◆ Schriftliche Aufgabe a: Formatiere die Zeilen der Quelldaten vom Anfang bis einschließlich der Zeile mit „verification-total-fill-40-south [1224,556,1308,613]“ als nummerierte Liste und lass dabei Leerzeilen weg.

◆ Extrahierter Text:
# Robin Hood: Neuer Kinofilm in den USA ein großer Flop



## AndreLinken (27. November 2018)

Jetzt ist Deine Meinung zu *Robin Hood: Neuer Kinofilm in den USA ein großer Flop* gefragt.


						Bitte beachtet: Der Kommentarbereich wird gemäß der Forenregeln moderiert.





			Dieser Inhalt steht nur eingeloggten Mitgliedern zur Verfügung.
        

 Zum Artikel: *Robin Hood: Neuer Kinofilm in den USA ein großer Flop*


----------



## golani79 (27. November 2018)

Wundert mich jetzt nicht wirklich, nachdem was ich von den Trailern bisher so gesehen habe.
Wird definitv nicht geschaut!


----------



## Rabowke (27. November 2018)

golani79 schrieb:


> [...]Wird definitv *nicht im Kino* geschaut!


./fixed

Ich mag den Darsteller, jedenfalls in Kingsman war das schon gute Unterhaltung. Aber ich gebe dir Recht, die Trailer und pseudo-coole Slow-Mo Effekte sind jetzt eher so meh!


----------



## Headbanger79 (27. November 2018)

Wieso überrascht mich das nach dem Trailer nicht


----------



## golani79 (27. November 2018)

golani79 schrieb:


> [...]Wird *definitv nicht* geschaut!





Rabowke schrieb:


> ./fixed[...]



So, jetzt stimmts wieder 

Schau ich mir nicht einmal auf BluRay an .. danke, aber was zu viel ist, ist zu viel.


----------



## AlBundyFan (27. November 2018)

was mich am trailer irritiert - die ganzen kulissen deuten darauf hin, daß der film im mittelalter spielt (kutschen, holzbauweise, waffen...) aber in vielen szenen sieht die kleidung aus, als stamme sie aus dem jahr 2018. einiges würde man sogar im supermarkt kaufen können.
das passt doch einfach nicht zusammen.


----------



## Spiritogre (27. November 2018)

AlBundyFan schrieb:


> was mich am trailer irritiert - die ganzen kulissen deuten darauf hin, daß der film im mittelalter spielt (kutschen, holzbauweise, waffen...) aber in vielen szenen sieht die kleidung aus, als stamme sie aus dem jahr 2018. einiges würde man sogar im supermarkt kaufen können.
> das passt doch einfach nicht zusammen.



Ach, das haben sie schon 2001 bei Ritter aus Leidenschaft mit Heath Ledger gemacht. Es soll halt weniger historisch akkurat als moderne Popkultur sein.


----------



## Odin333 (27. November 2018)

Die sollten die neue Verfilmung ganz schnell verschwinden lassen und stattdessen Mel Brooks Robin Hood als Tarnung in die Kinos bringen...
Dann kann der Flop noch zum Erfolg werden.


----------



## Rabowke (27. November 2018)

◆ Quelldaten:
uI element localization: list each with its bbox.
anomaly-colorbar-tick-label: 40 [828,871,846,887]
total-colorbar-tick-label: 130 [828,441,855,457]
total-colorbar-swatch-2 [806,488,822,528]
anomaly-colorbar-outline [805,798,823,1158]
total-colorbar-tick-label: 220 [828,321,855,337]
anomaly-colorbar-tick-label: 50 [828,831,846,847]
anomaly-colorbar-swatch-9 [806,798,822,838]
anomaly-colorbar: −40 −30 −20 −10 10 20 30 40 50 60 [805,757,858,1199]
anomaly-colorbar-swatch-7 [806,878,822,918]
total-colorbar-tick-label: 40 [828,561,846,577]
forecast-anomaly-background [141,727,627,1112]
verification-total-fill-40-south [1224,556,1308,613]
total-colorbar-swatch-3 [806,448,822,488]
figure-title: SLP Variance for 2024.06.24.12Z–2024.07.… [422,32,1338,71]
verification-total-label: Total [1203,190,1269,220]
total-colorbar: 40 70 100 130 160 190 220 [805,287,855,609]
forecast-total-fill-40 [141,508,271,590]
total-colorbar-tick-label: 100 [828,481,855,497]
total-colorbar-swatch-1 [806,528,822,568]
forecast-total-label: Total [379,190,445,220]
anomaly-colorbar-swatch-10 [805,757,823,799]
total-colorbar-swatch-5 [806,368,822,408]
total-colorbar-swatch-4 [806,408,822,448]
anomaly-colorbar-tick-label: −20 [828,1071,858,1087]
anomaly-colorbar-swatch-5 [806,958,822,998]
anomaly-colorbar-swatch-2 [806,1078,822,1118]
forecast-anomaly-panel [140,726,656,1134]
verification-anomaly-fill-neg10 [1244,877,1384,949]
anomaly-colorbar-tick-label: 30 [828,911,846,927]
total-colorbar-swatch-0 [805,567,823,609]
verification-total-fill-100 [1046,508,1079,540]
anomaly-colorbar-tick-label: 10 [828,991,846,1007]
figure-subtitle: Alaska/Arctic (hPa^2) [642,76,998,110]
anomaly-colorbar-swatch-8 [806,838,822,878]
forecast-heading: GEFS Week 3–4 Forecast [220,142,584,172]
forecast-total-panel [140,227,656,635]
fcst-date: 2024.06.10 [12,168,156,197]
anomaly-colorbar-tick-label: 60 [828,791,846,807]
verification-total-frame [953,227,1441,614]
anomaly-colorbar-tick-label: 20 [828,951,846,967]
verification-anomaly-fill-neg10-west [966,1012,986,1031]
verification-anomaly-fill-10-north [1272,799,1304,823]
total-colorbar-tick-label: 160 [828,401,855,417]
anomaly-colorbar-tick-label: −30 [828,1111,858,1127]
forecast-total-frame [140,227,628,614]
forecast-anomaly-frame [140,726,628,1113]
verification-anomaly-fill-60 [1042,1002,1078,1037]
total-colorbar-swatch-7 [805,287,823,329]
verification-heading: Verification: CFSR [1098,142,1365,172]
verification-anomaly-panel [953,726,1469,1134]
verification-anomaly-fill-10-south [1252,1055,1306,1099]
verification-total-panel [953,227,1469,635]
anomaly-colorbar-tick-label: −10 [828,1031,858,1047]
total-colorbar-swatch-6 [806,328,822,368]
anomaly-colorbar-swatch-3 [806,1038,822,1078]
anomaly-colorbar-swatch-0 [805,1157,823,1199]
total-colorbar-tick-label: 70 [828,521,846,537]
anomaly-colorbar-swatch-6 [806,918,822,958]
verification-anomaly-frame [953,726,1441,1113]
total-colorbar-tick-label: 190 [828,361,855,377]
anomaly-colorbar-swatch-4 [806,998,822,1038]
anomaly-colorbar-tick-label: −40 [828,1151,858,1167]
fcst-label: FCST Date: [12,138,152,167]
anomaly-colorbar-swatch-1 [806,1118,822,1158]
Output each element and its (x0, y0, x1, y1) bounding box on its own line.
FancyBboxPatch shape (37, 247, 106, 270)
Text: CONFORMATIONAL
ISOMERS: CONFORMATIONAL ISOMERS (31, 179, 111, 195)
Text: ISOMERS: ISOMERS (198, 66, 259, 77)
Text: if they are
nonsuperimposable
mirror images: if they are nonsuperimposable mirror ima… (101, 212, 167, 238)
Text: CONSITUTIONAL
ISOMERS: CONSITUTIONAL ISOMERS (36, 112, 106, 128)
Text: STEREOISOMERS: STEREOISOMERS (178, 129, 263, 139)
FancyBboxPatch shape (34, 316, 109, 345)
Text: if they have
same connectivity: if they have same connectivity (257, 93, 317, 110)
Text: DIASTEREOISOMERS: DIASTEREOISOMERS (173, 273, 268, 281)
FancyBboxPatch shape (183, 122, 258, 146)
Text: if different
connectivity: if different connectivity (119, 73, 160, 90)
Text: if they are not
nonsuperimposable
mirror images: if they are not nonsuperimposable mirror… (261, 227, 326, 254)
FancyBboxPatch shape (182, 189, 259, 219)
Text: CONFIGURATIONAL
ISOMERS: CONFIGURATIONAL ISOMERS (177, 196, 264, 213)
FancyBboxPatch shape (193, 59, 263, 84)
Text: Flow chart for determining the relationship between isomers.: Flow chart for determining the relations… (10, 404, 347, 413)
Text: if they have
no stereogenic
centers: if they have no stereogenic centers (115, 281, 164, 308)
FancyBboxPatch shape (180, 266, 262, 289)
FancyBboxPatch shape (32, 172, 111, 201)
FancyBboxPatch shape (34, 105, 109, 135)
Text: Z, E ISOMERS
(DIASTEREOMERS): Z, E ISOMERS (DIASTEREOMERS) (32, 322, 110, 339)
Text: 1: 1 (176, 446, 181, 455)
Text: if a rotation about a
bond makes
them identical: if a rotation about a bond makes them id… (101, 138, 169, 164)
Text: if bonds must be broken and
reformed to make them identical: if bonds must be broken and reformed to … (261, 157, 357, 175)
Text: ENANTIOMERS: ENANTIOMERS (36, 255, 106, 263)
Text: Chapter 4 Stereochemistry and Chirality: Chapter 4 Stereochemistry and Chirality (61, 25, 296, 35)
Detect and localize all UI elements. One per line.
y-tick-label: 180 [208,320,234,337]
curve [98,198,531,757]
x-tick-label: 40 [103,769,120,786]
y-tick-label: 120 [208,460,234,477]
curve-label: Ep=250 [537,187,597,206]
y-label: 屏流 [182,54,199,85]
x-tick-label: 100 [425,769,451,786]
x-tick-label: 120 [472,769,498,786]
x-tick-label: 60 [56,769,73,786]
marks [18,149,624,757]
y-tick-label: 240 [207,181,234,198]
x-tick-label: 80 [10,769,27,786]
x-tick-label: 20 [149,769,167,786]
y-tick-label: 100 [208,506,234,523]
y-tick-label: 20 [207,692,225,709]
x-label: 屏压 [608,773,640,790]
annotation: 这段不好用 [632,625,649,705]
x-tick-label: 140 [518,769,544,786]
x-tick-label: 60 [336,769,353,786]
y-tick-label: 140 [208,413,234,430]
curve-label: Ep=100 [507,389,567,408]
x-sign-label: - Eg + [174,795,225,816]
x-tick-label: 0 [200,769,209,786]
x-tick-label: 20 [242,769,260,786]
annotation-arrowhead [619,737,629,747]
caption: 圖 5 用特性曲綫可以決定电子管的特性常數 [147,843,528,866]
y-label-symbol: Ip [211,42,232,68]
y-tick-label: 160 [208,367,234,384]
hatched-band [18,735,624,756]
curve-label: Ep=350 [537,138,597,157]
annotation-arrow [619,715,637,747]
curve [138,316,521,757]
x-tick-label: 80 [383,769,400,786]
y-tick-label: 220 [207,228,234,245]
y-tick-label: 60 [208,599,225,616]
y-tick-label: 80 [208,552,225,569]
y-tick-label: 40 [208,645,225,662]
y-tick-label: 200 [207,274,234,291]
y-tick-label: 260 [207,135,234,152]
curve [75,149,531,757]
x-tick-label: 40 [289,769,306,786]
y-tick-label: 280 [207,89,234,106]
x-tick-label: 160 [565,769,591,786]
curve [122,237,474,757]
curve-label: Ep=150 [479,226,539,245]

◆ Schriftliche Aufgabe b: Gib den Abschnitt des extrahierten Texts zwischen „## Spiritogre (27.“ und „moderne Popkultur sein.“, jeweils einschließlich, wieder und tausche darin „Popkultur“ gegen „Massenkultur“ aus.

◆ Lösung der Aufgabe a:
1. uI element localization: list each with its bbox.
2. anomaly-colorbar-tick-label: 40 [828,871,846,887]
3. total-colorbar-tick-label: 130 [828,441,855,457]
4. total-colorbar-swatch-2 [806,488,822,528]
5. anomaly-colorbar-outline [805,798,823,1158]
6. total-colorbar-tick-label: 220 [828,321,855,337]
7. anomaly-colorbar-tick-label: 50 [828,831,846,847]
8. anomaly-colorbar-swatch-9 [806,798,822,838]
9. anomaly-colorbar: −40 −30 −20 −10 10 20 30 40 50 60 [805,757,858,1199]
10. anomaly-colorbar-swatch-7 [806,878,822,918]
11. total-colorbar-tick-label: 40 [828,561,846,577]
12. forecast-anomaly-background [141,727,627,1112]
13. verification-total-fill-40-south [1224,556,1308,613]

◆ Lösung der Aufgabe b:
## Spiritogre (27. November 2018)

AlBundyFan schrieb:


> was mich am trailer irritiert - die ganzen kulissen deuten darauf hin, daß der film im mittelalter spielt (kutschen, holzbauweise, waffen...) aber in vielen szenen sieht die kleidung aus, als stamme sie aus dem jahr 2018. einiges würde man sogar im supermarkt kaufen können.
> das passt doch einfach nicht zusammen.



Ach, das haben sie schon 2001 bei Ritter aus Leidenschaft mit Heath Ledger gemacht. Es soll halt weniger historisch akkurat als moderne Massenkultur sein.